## EXERCISE PROMPT
Your task is to repeat the lines below exactly, excluding any pictures they contain.

(Figure content listings)
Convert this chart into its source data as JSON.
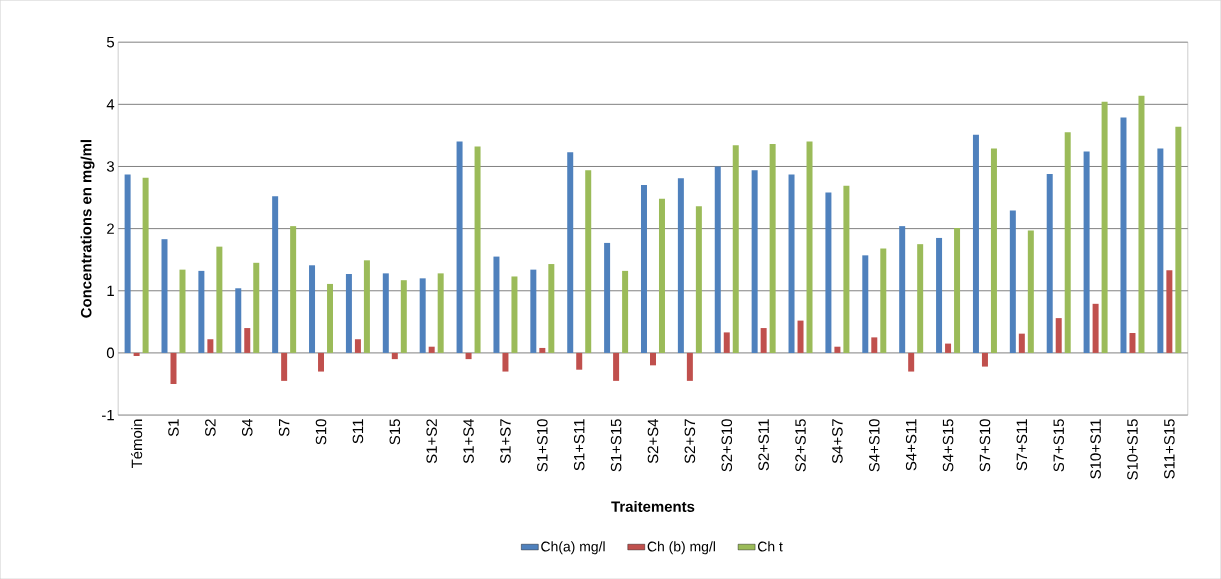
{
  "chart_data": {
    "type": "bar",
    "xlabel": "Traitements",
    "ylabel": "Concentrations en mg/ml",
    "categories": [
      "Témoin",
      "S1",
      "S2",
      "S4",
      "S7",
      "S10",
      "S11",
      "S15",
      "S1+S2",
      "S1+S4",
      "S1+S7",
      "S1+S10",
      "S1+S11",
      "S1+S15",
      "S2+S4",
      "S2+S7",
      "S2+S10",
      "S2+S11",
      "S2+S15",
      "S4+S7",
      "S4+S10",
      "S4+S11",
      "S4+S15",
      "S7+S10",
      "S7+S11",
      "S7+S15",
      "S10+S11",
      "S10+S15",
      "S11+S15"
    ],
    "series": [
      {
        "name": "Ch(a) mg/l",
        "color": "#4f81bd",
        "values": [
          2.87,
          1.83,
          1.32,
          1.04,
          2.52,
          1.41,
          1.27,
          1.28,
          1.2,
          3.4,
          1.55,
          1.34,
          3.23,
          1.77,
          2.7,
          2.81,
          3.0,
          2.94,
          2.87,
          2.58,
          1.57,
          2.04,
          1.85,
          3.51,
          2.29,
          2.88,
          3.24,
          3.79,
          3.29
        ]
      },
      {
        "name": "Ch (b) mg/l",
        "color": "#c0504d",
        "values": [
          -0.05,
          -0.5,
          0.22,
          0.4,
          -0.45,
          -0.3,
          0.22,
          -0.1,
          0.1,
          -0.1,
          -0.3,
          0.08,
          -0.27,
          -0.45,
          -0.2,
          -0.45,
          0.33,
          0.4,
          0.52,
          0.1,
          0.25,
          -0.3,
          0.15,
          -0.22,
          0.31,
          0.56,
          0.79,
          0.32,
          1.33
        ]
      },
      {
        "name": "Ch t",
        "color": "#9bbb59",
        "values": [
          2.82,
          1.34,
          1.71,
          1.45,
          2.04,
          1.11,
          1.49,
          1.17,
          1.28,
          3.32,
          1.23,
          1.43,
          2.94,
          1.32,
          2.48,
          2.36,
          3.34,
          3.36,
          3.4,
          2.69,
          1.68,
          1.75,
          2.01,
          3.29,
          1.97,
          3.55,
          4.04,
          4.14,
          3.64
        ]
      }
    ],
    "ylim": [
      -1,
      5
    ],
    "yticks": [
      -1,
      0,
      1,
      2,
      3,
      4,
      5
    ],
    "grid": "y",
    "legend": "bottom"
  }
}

## SOLUTION FOR THIS EXERCISE
Convert this chart into its source data as JSON.
{
  "chart_data": {
    "type": "bar",
    "xlabel": "Traitements",
    "ylabel": "Concentrations en mg/ml",
    "categories": [
      "Témoin",
      "S1",
      "S2",
      "S4",
      "S7",
      "S10",
      "S11",
      "S15",
      "S1+S2",
      "S1+S4",
      "S1+S7",
      "S1+S10",
      "S1+S11",
      "S1+S15",
      "S2+S4",
      "S2+S7",
      "S2+S10",
      "S2+S11",
      "S2+S15",
      "S4+S7",
      "S4+S10",
      "S4+S11",
      "S4+S15",
      "S7+S10",
      "S7+S11",
      "S7+S15",
      "S10+S11",
      "S10+S15",
      "S11+S15"
    ],
    "series": [
      {
        "name": "Ch(a) mg/l",
        "color": "#4f81bd",
        "values": [
          2.87,
          1.83,
          1.32,
          1.04,
          2.52,
          1.41,
          1.27,
          1.28,
          1.2,
          3.4,
          1.55,
          1.34,
          3.23,
          1.77,
          2.7,
          2.81,
          3.0,
          2.94,
          2.87,
          2.58,
          1.57,
          2.04,
          1.85,
          3.51,
          2.29,
          2.88,
          3.24,
          3.79,
          3.29
        ]
      },
      {
        "name": "Ch (b) mg/l",
        "color": "#c0504d",
        "values": [
          -0.05,
          -0.5,
          0.22,
          0.4,
          -0.45,
          -0.3,
          0.22,
          -0.1,
          0.1,
          -0.1,
          -0.3,
          0.08,
          -0.27,
          -0.45,
          -0.2,
          -0.45,
          0.33,
          0.4,
          0.52,
          0.1,
          0.25,
          -0.3,
          0.15,
          -0.22,
          0.31,
          0.56,
          0.79,
          0.32,
          1.33
        ]
      },
      {
        "name": "Ch t",
        "color": "#9bbb59",
        "values": [
          2.82,
          1.34,
          1.71,
          1.45,
          2.04,
          1.11,
          1.49,
          1.17,
          1.28,
          3.32,
          1.23,
          1.43,
          2.94,
          1.32,
          2.48,
          2.36,
          3.34,
          3.36,
          3.4,
          2.69,
          1.68,
          1.75,
          2.01,
          3.29,
          1.97,
          3.55,
          4.04,
          4.14,
          3.64
        ]
      }
    ],
    "ylim": [
      -1,
      5
    ],
    "yticks": [
      -1,
      0,
      1,
      2,
      3,
      4,
      5
    ],
    "grid": "y",
    "legend": "bottom"
  }
}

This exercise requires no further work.